**GOAL**
Copy all lines in which the word "الملز" can be found.

====== STORED RECORDS ======

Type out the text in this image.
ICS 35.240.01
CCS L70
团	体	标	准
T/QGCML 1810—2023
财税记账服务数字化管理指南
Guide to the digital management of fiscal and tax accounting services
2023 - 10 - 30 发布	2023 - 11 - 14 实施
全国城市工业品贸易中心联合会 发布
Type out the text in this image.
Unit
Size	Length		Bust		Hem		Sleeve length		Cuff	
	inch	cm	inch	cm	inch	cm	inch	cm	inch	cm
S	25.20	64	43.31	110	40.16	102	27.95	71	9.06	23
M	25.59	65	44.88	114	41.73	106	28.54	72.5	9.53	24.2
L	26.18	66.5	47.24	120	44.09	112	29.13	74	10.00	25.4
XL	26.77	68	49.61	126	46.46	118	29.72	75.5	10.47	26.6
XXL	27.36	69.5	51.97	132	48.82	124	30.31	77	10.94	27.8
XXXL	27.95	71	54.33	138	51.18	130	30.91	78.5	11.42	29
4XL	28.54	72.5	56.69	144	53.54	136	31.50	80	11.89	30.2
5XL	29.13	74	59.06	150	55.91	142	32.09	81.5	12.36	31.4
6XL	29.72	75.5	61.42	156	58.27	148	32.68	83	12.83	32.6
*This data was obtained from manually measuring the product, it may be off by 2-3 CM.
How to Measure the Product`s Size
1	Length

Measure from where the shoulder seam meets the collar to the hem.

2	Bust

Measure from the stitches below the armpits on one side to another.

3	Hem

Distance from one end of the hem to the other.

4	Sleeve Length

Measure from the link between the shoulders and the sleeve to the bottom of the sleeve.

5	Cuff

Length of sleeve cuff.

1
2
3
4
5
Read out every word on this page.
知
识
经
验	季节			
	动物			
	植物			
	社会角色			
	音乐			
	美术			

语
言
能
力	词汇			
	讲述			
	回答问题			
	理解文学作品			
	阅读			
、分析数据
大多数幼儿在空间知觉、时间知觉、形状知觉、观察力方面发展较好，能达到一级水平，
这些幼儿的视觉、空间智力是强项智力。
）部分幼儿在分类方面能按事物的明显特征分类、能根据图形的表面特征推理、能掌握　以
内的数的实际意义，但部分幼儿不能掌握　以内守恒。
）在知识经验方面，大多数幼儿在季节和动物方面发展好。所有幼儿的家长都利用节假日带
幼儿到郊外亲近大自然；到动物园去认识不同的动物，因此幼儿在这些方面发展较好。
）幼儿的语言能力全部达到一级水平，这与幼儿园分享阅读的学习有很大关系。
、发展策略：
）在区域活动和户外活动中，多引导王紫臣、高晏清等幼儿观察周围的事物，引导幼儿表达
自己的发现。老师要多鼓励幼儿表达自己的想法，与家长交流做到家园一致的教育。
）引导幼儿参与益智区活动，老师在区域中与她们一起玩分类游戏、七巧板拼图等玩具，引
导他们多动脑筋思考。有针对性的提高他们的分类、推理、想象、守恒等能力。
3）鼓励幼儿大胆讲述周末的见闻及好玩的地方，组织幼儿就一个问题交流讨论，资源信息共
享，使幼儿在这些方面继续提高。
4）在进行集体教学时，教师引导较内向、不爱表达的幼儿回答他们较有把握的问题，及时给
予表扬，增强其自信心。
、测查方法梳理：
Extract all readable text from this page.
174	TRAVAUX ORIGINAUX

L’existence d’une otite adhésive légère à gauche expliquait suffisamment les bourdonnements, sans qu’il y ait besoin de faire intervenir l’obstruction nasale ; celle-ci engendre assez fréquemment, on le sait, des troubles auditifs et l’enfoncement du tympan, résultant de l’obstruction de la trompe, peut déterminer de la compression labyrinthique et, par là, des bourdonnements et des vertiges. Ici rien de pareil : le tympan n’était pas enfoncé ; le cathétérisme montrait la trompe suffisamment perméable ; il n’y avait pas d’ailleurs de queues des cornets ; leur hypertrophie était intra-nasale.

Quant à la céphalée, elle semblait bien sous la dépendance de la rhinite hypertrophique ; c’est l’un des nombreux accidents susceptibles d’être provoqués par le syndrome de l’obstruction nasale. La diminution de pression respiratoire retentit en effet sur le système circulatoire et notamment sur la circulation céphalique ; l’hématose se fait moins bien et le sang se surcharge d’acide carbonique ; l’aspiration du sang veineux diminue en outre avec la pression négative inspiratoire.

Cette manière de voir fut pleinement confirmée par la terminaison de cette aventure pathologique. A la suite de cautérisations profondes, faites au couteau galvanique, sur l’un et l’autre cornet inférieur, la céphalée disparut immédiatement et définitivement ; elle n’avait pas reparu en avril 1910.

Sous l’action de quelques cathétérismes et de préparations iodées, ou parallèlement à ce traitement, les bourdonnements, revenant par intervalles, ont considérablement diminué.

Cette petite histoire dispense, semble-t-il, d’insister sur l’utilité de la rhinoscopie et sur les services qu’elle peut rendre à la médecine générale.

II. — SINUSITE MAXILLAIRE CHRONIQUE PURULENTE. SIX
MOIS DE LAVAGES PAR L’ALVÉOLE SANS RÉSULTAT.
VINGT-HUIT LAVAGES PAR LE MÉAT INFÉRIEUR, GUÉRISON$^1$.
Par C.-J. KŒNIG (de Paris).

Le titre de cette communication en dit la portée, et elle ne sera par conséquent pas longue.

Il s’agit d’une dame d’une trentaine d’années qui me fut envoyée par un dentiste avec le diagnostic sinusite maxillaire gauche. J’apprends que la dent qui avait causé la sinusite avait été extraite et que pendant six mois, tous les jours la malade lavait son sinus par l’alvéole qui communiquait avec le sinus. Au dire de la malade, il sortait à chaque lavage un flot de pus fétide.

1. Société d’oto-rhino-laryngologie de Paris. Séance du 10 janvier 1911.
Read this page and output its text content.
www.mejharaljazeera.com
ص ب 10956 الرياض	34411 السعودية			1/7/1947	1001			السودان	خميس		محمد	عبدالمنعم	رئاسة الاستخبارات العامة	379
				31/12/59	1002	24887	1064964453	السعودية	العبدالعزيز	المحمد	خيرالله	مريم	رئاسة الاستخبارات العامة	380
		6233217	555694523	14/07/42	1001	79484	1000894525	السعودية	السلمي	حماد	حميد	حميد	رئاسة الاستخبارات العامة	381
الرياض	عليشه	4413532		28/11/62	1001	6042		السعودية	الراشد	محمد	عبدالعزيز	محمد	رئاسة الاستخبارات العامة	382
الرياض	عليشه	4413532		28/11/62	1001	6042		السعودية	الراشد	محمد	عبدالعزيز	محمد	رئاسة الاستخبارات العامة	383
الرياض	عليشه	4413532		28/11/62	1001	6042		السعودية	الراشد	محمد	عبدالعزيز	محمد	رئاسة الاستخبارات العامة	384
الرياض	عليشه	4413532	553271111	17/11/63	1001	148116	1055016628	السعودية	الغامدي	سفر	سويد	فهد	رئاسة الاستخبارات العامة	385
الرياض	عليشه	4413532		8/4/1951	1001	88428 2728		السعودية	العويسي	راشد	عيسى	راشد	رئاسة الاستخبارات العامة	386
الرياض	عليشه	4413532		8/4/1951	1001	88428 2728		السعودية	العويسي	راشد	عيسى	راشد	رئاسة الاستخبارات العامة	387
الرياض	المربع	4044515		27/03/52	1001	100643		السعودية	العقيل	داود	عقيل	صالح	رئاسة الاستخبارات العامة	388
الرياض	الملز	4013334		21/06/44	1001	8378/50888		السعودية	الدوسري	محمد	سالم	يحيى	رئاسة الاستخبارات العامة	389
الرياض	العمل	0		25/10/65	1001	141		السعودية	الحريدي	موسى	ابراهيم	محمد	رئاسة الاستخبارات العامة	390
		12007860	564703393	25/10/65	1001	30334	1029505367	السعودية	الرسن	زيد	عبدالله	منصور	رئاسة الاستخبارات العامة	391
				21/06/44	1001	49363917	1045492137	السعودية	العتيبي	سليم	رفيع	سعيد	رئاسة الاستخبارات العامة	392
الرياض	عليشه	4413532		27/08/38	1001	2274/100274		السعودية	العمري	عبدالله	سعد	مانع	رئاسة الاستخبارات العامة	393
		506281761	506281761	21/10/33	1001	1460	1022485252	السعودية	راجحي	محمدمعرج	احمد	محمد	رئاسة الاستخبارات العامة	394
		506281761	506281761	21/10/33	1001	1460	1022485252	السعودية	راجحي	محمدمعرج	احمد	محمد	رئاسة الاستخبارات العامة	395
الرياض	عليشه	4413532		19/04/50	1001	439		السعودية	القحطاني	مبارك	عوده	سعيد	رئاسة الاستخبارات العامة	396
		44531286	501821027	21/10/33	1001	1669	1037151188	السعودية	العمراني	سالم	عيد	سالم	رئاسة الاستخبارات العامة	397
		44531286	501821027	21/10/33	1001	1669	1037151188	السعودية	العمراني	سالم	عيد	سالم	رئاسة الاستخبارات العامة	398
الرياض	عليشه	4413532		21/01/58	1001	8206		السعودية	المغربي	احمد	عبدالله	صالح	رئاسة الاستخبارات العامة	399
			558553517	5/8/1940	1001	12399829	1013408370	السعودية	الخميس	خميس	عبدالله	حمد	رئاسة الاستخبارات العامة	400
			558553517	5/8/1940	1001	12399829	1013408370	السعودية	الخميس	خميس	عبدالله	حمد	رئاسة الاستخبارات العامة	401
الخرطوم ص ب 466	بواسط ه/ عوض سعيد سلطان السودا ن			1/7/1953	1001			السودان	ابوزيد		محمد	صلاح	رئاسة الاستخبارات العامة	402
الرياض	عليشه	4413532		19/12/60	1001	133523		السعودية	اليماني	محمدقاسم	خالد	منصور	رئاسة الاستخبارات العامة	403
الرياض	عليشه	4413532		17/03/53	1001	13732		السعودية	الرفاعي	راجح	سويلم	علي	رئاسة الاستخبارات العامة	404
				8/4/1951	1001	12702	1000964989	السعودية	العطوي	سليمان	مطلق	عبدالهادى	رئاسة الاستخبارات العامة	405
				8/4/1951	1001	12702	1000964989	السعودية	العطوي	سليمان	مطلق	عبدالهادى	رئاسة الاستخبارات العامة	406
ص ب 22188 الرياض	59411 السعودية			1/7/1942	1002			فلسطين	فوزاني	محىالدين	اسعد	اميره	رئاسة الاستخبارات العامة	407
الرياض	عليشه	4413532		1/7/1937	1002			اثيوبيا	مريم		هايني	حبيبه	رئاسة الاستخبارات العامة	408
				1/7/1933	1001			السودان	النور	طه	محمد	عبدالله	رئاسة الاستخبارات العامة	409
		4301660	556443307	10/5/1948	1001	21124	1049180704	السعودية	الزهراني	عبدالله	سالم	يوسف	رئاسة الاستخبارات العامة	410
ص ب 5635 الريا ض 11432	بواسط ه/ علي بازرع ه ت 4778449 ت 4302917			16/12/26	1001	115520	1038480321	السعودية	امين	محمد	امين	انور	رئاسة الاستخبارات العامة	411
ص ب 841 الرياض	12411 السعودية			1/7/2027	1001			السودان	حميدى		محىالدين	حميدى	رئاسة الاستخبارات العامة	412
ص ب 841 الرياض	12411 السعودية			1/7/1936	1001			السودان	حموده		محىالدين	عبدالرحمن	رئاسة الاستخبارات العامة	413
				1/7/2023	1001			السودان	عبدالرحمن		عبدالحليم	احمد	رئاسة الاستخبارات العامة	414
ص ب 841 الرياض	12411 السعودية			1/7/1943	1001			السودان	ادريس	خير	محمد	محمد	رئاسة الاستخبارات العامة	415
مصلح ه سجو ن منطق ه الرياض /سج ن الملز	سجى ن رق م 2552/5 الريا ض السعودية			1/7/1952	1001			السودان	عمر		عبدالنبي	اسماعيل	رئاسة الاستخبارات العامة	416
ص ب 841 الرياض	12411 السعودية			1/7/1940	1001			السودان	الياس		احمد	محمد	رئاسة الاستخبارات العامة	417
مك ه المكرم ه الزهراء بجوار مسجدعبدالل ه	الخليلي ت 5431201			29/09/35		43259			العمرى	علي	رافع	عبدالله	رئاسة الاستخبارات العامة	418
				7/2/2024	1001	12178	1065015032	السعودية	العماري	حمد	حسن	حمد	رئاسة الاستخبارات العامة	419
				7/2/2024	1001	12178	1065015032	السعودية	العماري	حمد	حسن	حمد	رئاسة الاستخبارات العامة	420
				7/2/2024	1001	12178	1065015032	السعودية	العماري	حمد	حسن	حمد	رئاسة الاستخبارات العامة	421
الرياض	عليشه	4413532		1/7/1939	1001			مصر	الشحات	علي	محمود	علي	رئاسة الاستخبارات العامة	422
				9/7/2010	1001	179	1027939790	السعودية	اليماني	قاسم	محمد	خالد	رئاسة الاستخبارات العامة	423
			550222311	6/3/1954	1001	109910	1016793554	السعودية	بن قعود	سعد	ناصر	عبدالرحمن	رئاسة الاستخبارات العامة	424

======

**SOLUTION BELOW**
الرياض	الملز	4013334		21/06/44	1001	8378/50888		السعودية	الدوسري	محمد	سالم	يحيى	رئاسة الاستخبارات العامة	389
مصلح ه سجو ن منطق ه الرياض /سج ن الملز	سجى ن رق م 2552/5 الريا ض السعودية			1/7/1952	1001			السودان	عمر		عبدالنبي	اسماعيل	رئاسة الاستخبارات العامة	416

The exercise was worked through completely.